STORED ROWS —
>>>

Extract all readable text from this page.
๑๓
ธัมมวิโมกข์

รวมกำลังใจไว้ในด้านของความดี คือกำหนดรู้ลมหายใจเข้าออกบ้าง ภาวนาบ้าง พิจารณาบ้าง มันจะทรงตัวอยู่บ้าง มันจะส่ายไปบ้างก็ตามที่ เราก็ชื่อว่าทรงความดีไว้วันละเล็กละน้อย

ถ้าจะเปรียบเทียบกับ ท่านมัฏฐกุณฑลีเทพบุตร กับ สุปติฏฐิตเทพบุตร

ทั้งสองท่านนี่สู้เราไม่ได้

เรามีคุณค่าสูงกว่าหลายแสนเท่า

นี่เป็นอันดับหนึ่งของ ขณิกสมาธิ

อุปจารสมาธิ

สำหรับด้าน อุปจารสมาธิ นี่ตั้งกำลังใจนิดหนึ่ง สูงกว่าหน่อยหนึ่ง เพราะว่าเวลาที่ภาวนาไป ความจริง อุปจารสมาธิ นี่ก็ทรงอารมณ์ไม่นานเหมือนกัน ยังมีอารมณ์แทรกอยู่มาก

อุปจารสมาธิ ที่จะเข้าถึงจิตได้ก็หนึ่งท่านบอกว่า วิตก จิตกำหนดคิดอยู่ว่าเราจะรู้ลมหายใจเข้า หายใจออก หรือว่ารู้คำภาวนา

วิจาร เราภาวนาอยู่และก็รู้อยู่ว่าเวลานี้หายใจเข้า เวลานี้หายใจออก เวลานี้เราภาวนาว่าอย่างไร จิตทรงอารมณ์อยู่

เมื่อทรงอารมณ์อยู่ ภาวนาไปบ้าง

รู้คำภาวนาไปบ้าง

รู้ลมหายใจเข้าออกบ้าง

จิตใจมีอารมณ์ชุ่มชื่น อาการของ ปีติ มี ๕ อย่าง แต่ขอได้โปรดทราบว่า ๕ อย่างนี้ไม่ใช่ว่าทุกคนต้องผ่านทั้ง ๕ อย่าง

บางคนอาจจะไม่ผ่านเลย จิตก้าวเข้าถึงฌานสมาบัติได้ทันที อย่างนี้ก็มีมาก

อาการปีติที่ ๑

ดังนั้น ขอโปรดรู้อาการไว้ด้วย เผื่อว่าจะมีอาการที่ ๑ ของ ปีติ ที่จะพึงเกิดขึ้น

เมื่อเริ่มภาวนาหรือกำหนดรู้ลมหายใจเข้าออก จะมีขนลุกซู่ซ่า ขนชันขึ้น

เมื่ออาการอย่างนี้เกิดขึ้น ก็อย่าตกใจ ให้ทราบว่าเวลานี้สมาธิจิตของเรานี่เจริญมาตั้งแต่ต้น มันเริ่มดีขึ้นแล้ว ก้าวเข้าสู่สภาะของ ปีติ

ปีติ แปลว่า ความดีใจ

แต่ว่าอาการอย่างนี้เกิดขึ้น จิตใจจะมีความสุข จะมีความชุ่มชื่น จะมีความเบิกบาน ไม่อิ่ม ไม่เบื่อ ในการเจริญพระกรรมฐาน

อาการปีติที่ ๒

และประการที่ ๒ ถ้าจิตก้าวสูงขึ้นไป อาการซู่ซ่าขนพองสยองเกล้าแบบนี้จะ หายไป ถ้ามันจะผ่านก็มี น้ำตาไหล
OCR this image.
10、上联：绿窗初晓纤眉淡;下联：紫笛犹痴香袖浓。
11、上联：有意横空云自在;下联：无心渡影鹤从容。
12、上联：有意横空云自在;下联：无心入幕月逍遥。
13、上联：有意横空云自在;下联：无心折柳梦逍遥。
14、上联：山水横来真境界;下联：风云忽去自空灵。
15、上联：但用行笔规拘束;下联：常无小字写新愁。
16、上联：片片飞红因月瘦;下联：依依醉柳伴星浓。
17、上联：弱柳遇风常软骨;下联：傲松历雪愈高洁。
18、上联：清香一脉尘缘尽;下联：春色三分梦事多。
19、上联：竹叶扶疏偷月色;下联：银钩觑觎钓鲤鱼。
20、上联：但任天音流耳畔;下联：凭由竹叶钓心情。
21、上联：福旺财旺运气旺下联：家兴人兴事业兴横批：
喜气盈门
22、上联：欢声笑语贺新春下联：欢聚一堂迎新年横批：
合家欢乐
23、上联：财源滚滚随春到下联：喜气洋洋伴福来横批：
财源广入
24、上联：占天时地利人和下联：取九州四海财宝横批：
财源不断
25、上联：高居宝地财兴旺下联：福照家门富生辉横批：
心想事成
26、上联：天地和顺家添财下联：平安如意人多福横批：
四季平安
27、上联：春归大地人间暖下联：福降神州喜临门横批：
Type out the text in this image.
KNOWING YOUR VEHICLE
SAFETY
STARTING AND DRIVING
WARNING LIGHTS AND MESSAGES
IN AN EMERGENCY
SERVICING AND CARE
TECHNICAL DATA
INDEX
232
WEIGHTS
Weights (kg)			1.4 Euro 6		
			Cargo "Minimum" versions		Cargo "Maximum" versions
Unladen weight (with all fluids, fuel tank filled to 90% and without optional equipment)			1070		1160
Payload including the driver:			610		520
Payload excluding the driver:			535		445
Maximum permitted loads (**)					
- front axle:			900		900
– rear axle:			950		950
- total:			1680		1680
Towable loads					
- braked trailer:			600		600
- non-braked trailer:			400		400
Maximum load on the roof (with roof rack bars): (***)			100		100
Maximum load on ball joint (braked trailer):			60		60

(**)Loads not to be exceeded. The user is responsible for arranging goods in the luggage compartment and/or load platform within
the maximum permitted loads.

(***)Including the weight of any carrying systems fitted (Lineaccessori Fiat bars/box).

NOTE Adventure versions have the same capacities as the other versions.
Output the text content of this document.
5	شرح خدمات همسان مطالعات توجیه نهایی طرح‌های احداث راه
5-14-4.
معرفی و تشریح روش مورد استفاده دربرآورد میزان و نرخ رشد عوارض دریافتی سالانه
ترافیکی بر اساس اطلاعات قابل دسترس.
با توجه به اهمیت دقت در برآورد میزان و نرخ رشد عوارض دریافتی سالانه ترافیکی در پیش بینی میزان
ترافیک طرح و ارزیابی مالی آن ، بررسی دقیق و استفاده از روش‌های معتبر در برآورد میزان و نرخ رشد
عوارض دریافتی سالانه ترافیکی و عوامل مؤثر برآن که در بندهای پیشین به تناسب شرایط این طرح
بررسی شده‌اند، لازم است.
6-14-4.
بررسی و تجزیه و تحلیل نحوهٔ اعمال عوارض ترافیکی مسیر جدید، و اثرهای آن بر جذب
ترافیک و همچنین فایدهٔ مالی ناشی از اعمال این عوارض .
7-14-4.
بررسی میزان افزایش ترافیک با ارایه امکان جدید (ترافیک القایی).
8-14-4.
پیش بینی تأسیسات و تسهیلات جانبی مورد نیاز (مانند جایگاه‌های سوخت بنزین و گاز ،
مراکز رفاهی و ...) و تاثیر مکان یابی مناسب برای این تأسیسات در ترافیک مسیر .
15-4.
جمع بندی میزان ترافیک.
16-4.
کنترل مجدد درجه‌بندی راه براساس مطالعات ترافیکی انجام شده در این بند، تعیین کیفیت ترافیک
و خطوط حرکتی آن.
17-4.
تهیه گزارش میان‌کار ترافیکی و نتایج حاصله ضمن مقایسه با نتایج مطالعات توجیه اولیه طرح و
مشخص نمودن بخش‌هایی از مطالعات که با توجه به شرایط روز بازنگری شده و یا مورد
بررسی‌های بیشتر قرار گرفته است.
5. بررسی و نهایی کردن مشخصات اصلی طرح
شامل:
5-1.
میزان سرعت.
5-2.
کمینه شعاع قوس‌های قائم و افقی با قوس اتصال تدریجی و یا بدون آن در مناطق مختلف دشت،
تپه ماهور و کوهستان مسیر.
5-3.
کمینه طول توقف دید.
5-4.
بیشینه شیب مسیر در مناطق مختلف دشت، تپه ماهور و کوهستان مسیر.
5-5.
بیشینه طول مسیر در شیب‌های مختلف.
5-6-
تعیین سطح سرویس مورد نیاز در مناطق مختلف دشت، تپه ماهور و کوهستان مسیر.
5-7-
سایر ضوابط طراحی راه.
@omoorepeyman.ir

<<<

TASK DESCRIPTION —
In the records above, find each line with the word "نیاز" and copy it.

OUTPUT OF THE EXERCISE —
پیش بینی تأسیسات و تسهیلات جانبی مورد نیاز (مانند جایگاه‌های سوخت بنزین و گاز ،
تعیین سطح سرویس مورد نیاز در مناطق مختلف دشت، تپه ماهور و کوهستان مسیر.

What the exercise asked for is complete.